Problem to work on: Will you give every entry again exactly as it stands?
******
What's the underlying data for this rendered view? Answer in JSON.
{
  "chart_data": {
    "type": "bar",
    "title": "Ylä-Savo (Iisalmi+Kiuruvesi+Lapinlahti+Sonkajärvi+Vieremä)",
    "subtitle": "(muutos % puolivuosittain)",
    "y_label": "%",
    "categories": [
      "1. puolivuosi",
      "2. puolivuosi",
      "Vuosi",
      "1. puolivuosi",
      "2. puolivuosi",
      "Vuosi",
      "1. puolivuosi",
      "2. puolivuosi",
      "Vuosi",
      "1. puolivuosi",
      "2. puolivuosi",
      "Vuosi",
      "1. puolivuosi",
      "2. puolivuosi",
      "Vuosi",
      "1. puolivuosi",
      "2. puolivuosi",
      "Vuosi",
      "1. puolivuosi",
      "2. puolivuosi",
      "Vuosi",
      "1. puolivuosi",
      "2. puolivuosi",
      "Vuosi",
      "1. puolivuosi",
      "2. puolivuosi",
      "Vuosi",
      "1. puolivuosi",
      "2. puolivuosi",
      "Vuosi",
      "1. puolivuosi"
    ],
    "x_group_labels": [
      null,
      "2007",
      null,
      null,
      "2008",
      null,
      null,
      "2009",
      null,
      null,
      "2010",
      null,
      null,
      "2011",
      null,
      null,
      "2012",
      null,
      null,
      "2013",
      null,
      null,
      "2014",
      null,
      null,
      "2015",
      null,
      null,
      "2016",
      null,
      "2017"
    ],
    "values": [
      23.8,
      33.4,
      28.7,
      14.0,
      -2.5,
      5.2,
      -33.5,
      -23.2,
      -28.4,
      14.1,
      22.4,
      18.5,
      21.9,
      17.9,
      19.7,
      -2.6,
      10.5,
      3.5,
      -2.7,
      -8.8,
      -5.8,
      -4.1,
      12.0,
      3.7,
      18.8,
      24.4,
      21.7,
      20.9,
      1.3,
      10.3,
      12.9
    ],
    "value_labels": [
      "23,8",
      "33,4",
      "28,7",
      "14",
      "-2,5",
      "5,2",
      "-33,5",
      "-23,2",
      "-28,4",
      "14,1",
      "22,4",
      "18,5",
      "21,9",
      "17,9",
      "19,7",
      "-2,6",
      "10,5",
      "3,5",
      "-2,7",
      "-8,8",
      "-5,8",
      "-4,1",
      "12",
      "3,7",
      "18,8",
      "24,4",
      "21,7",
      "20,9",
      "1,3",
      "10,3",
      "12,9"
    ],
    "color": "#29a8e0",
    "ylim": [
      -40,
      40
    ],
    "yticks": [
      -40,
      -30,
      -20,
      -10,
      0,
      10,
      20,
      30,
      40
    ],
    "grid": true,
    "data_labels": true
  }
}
******
Reply:
What's the underlying data for this rendered view? Answer in JSON.
{
  "chart_data": {
    "type": "bar",
    "title": "Ylä-Savo (Iisalmi+Kiuruvesi+Lapinlahti+Sonkajärvi+Vieremä)",
    "subtitle": "(muutos % puolivuosittain)",
    "y_label": "%",
    "categories": [
      "1. puolivuosi",
      "2. puolivuosi",
      "Vuosi",
      "1. puolivuosi",
      "2. puolivuosi",
      "Vuosi",
      "1. puolivuosi",
      "2. puolivuosi",
      "Vuosi",
      "1. puolivuosi",
      "2. puolivuosi",
      "Vuosi",
      "1. puolivuosi",
      "2. puolivuosi",
      "Vuosi",
      "1. puolivuosi",
      "2. puolivuosi",
      "Vuosi",
      "1. puolivuosi",
      "2. puolivuosi",
      "Vuosi",
      "1. puolivuosi",
      "2. puolivuosi",
      "Vuosi",
      "1. puolivuosi",
      "2. puolivuosi",
      "Vuosi",
      "1. puolivuosi",
      "2. puolivuosi",
      "Vuosi",
      "1. puolivuosi"
    ],
    "x_group_labels": [
      null,
      "2007",
      null,
      null,
      "2008",
      null,
      null,
      "2009",
      null,
      null,
      "2010",
      null,
      null,
      "2011",
      null,
      null,
      "2012",
      null,
      null,
      "2013",
      null,
      null,
      "2014",
      null,
      null,
      "2015",
      null,
      null,
      "2016",
      null,
      "2017"
    ],
    "values": [
      23.8,
      33.4,
      28.7,
      14.0,
      -2.5,
      5.2,
      -33.5,
      -23.2,
      -28.4,
      14.1,
      22.4,
      18.5,
      21.9,
      17.9,
      19.7,
      -2.6,
      10.5,
      3.5,
      -2.7,
      -8.8,
      -5.8,
      -4.1,
      12.0,
      3.7,
      18.8,
      24.4,
      21.7,
      20.9,
      1.3,
      10.3,
      12.9
    ],
    "value_labels": [
      "23,8",
      "33,4",
      "28,7",
      "14",
      "-2,5",
      "5,2",
      "-33,5",
      "-23,2",
      "-28,4",
      "14,1",
      "22,4",
      "18,5",
      "21,9",
      "17,9",
      "19,7",
      "-2,6",
      "10,5",
      "3,5",
      "-2,7",
      "-8,8",
      "-5,8",
      "-4,1",
      "12",
      "3,7",
      "18,8",
      "24,4",
      "21,7",
      "20,9",
      "1,3",
      "10,3",
      "12,9"
    ],
    "color": "#29a8e0",
    "ylim": [
      -40,
      40
    ],
    "yticks": [
      -40,
      -30,
      -20,
      -10,
      0,
      10,
      20,
      30,
      40
    ],
    "grid": true,
    "data_labels": true
  }
}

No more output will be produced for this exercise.